STATED TASK: Go through the listing below and gather every line with the word "přispívá".

(Raw records)

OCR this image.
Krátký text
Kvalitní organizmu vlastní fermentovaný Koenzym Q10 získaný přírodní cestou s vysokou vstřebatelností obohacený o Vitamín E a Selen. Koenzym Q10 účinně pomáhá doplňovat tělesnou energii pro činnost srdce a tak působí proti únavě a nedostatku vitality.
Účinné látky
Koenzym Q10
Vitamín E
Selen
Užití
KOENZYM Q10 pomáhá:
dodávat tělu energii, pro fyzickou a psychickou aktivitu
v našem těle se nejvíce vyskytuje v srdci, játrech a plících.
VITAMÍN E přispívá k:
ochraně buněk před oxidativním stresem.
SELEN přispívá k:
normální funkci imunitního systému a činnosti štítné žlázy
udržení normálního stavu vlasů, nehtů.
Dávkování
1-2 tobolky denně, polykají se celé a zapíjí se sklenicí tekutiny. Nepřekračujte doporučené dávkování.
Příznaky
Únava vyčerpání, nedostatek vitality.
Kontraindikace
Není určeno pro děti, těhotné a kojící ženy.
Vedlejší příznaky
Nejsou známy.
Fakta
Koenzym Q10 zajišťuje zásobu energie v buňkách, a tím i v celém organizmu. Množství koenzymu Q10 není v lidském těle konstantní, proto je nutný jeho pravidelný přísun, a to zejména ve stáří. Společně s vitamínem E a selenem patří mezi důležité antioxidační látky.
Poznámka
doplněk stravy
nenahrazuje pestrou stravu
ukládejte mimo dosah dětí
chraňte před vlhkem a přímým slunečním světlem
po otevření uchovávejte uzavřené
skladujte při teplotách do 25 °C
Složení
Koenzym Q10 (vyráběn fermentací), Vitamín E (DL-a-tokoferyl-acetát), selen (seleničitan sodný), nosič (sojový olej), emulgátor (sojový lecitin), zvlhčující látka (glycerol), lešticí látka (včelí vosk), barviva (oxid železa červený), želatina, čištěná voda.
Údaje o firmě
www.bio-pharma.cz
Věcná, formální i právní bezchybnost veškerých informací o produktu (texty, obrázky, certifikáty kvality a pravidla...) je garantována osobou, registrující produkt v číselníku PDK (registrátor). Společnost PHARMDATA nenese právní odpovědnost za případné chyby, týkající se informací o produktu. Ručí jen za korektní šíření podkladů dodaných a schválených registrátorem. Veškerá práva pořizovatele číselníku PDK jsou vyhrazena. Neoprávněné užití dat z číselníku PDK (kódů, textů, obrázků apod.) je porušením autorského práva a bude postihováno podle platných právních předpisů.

FINISHED EXERCISE:
VITAMÍN E přispívá k:
SELEN přispívá k:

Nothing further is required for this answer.